• _DATA FOR PROCESSING_
######

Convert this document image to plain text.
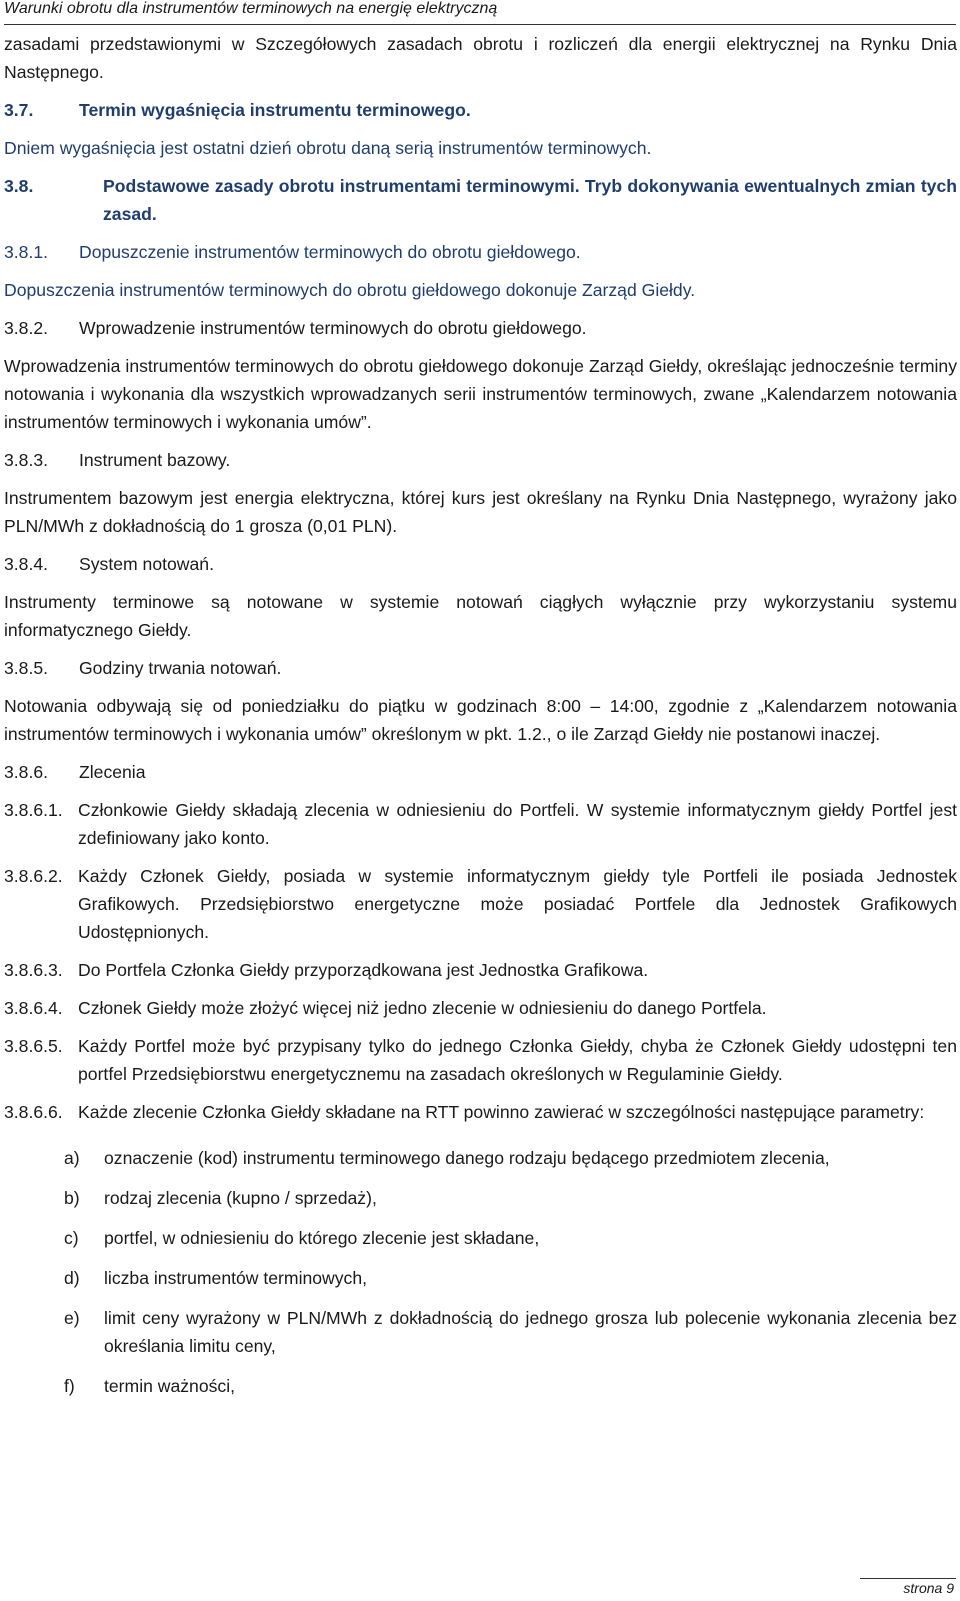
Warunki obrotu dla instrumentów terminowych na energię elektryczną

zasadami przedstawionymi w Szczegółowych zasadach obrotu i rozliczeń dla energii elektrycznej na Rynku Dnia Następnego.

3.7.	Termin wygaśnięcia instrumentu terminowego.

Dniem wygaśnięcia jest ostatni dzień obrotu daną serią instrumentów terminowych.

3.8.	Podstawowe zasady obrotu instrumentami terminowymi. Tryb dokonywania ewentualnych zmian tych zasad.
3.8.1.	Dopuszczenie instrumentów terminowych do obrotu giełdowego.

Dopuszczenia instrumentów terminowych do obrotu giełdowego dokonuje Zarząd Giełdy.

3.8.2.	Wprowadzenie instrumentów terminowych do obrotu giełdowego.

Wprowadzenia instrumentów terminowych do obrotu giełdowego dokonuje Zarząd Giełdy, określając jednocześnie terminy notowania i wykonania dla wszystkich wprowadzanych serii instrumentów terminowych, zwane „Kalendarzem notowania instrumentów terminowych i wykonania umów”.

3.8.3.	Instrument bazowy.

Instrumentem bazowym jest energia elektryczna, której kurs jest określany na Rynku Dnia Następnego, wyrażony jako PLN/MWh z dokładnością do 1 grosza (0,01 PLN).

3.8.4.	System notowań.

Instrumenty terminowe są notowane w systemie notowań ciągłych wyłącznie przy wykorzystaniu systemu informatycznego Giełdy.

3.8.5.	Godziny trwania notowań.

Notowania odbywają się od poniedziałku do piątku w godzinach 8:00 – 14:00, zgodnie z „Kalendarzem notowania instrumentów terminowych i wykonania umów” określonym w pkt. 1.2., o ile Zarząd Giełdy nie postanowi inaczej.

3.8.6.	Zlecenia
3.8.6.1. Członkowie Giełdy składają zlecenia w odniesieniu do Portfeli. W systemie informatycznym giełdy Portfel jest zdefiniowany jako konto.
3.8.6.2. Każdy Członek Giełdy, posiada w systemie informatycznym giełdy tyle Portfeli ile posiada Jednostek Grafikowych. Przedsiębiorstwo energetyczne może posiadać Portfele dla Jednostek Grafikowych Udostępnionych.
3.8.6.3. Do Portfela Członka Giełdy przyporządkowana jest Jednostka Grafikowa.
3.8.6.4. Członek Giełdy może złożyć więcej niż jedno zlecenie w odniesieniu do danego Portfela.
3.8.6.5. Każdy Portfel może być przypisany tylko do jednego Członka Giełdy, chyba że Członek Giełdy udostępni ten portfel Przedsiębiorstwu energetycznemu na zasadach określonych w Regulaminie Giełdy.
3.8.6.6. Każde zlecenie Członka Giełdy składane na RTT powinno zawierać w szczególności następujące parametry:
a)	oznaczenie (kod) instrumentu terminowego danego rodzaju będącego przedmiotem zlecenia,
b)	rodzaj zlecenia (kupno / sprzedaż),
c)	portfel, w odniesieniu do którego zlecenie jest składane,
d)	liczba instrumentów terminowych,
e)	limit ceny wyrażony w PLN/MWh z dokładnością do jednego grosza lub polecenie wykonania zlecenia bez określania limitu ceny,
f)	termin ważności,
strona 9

######

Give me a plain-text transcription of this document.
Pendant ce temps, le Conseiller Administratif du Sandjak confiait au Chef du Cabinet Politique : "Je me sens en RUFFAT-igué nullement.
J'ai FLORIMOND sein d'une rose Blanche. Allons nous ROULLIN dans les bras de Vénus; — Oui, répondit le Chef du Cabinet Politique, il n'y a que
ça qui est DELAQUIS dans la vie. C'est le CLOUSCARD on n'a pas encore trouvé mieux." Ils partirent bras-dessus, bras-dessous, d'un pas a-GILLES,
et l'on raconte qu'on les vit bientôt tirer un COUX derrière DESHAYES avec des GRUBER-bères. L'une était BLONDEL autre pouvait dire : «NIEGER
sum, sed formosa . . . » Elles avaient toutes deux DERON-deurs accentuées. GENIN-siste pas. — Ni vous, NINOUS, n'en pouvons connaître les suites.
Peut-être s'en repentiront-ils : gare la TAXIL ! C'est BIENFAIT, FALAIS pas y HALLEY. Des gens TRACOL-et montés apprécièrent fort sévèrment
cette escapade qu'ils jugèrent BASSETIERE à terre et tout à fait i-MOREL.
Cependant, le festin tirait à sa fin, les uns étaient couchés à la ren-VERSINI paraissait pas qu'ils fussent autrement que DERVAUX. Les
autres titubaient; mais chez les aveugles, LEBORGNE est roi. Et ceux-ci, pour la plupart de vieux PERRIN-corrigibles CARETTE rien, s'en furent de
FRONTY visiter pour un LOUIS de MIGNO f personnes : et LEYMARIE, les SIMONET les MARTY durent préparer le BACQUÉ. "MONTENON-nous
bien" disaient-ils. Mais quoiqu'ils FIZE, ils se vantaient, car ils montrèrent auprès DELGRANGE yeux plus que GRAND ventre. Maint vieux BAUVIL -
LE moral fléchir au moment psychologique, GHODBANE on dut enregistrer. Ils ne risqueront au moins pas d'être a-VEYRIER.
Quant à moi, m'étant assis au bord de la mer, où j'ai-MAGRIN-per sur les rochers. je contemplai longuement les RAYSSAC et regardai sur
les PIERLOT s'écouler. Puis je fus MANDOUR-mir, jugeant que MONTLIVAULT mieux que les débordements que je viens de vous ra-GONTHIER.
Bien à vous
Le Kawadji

######

• _YOUR TASK_
Pull every line containing the word "être" out of the material.

• _WRITTEN RESPONSE_
Peut-être s'en repentiront-ils : gare la TAXIL ! C'est BIENFAIT, FALAIS pas y HALLEY. Des gens TRACOL-et montés apprécièrent fort sévèrment
LE moral fléchir au moment psychologique, GHODBANE on dut enregistrer. Ils ne risqueront au moins pas d'être a-VEYRIER.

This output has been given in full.